[begin EXERCISE MATERIAL]

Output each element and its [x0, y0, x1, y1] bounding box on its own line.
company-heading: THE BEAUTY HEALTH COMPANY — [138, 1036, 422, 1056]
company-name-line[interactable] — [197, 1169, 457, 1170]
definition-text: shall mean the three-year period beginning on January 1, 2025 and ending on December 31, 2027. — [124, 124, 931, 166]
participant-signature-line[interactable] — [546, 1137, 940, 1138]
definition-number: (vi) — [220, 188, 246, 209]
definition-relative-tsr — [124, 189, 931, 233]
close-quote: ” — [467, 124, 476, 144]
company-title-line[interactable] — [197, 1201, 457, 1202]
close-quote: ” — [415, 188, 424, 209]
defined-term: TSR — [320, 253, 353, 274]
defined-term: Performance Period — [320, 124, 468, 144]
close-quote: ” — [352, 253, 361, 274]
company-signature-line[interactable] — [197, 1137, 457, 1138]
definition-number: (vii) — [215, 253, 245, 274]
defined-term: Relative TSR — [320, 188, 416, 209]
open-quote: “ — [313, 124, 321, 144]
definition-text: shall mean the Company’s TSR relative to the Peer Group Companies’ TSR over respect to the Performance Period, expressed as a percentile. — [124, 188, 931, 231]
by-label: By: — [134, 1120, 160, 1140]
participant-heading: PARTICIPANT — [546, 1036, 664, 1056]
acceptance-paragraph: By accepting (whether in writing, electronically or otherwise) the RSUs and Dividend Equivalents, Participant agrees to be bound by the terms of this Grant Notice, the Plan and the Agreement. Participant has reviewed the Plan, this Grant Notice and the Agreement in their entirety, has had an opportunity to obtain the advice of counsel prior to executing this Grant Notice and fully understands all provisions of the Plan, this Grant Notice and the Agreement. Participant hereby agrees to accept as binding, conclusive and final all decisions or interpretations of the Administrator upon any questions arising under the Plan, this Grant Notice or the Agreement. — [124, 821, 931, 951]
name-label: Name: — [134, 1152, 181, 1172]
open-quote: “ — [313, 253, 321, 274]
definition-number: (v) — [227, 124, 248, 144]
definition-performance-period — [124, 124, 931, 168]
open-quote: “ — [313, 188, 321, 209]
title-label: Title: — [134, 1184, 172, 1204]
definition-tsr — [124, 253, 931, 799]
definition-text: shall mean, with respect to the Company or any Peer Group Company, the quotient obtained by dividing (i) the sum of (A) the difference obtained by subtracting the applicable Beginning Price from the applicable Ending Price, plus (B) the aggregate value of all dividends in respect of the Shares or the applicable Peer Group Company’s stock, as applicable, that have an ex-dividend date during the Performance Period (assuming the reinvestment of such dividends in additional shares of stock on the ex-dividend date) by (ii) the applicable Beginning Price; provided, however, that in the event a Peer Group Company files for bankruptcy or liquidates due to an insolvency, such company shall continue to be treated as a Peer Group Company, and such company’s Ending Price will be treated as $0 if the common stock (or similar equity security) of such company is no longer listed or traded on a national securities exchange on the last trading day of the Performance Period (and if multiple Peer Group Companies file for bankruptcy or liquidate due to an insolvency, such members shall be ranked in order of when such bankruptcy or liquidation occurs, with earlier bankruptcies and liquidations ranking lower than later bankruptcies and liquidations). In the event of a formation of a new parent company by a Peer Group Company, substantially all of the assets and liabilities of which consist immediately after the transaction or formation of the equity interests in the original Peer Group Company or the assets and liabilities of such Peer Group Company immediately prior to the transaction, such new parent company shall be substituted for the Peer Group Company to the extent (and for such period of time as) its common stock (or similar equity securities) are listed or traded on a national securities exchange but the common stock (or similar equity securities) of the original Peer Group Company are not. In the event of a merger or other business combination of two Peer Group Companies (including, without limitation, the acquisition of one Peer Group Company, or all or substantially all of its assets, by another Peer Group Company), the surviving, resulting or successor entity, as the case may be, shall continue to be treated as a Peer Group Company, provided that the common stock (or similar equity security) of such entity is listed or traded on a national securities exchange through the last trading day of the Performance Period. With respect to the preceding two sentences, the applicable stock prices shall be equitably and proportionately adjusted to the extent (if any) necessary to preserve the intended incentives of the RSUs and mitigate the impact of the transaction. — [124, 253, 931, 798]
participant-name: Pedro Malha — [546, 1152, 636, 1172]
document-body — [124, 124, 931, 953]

[end EXERCISE MATERIAL]

**INSTRUCTIONS FOR THE TASK:** Copy the lines above word for word, each on its own line and in the same order.

**RESULT OF THIS EXERCISE:**
Output each element and its [x0, y0, x1, y1] bounding box on its own line.
company-heading: THE BEAUTY HEALTH COMPANY — [138, 1036, 422, 1056]
company-name-line[interactable] — [197, 1169, 457, 1170]
definition-text: shall mean the three-year period beginning on January 1, 2025 and ending on December 31, 2027. — [124, 124, 931, 166]
participant-signature-line[interactable] — [546, 1137, 940, 1138]
definition-number: (vi) — [220, 188, 246, 209]
definition-relative-tsr — [124, 189, 931, 233]
close-quote: ” — [467, 124, 476, 144]
company-title-line[interactable] — [197, 1201, 457, 1202]
close-quote: ” — [415, 188, 424, 209]
defined-term: TSR — [320, 253, 353, 274]
defined-term: Performance Period — [320, 124, 468, 144]
close-quote: ” — [352, 253, 361, 274]
company-signature-line[interactable] — [197, 1137, 457, 1138]
definition-number: (vii) — [215, 253, 245, 274]
defined-term: Relative TSR — [320, 188, 416, 209]
open-quote: “ — [313, 124, 321, 144]
definition-text: shall mean the Company’s TSR relative to the Peer Group Companies’ TSR over respect to the Performance Period, expressed as a percentile. — [124, 188, 931, 231]
by-label: By: — [134, 1120, 160, 1140]
participant-heading: PARTICIPANT — [546, 1036, 664, 1056]
acceptance-paragraph: By accepting (whether in writing, electronically or otherwise) the RSUs and Dividend Equivalents, Participant agrees to be bound by the terms of this Grant Notice, the Plan and the Agreement. Participant has reviewed the Plan, this Grant Notice and the Agreement in their entirety, has had an opportunity to obtain the advice of counsel prior to executing this Grant Notice and fully understands all provisions of the Plan, this Grant Notice and the Agreement. Participant hereby agrees to accept as binding, conclusive and final all decisions or interpretations of the Administrator upon any questions arising under the Plan, this Grant Notice or the Agreement. — [124, 821, 931, 951]
name-label: Name: — [134, 1152, 181, 1172]
open-quote: “ — [313, 253, 321, 274]
definition-number: (v) — [227, 124, 248, 144]
definition-performance-period — [124, 124, 931, 168]
open-quote: “ — [313, 188, 321, 209]
title-label: Title: — [134, 1184, 172, 1204]
definition-tsr — [124, 253, 931, 799]
definition-text: shall mean, with respect to the Company or any Peer Group Company, the quotient obtained by dividing (i) the sum of (A) the difference obtained by subtracting the applicable Beginning Price from the applicable Ending Price, plus (B) the aggregate value of all dividends in respect of the Shares or the applicable Peer Group Company’s stock, as applicable, that have an ex-dividend date during the Performance Period (assuming the reinvestment of such dividends in additional shares of stock on the ex-dividend date) by (ii) the applicable Beginning Price; provided, however, that in the event a Peer Group Company files for bankruptcy or liquidates due to an insolvency, such company shall continue to be treated as a Peer Group Company, and such company’s Ending Price will be treated as $0 if the common stock (or similar equity security) of such company is no longer listed or traded on a national securities exchange on the last trading day of the Performance Period (and if multiple Peer Group Companies file for bankruptcy or liquidate due to an insolvency, such members shall be ranked in order of when such bankruptcy or liquidation occurs, with earlier bankruptcies and liquidations ranking lower than later bankruptcies and liquidations). In the event of a formation of a new parent company by a Peer Group Company, substantially all of the assets and liabilities of which consist immediately after the transaction or formation of the equity interests in the original Peer Group Company or the assets and liabilities of such Peer Group Company immediately prior to the transaction, such new parent company shall be substituted for the Peer Group Company to the extent (and for such period of time as) its common stock (or similar equity securities) are listed or traded on a national securities exchange but the common stock (or similar equity securities) of the original Peer Group Company are not. In the event of a merger or other business combination of two Peer Group Companies (including, without limitation, the acquisition of one Peer Group Company, or all or substantially all of its assets, by another Peer Group Company), the surviving, resulting or successor entity, as the case may be, shall continue to be treated as a Peer Group Company, provided that the common stock (or similar equity security) of such entity is listed or traded on a national securities exchange through the last trading day of the Performance Period. With respect to the preceding two sentences, the applicable stock prices shall be equitably and proportionately adjusted to the extent (if any) necessary to preserve the intended incentives of the RSUs and mitigate the impact of the transaction. — [124, 253, 931, 798]
participant-name: Pedro Malha — [546, 1152, 636, 1172]
document-body — [124, 124, 931, 953]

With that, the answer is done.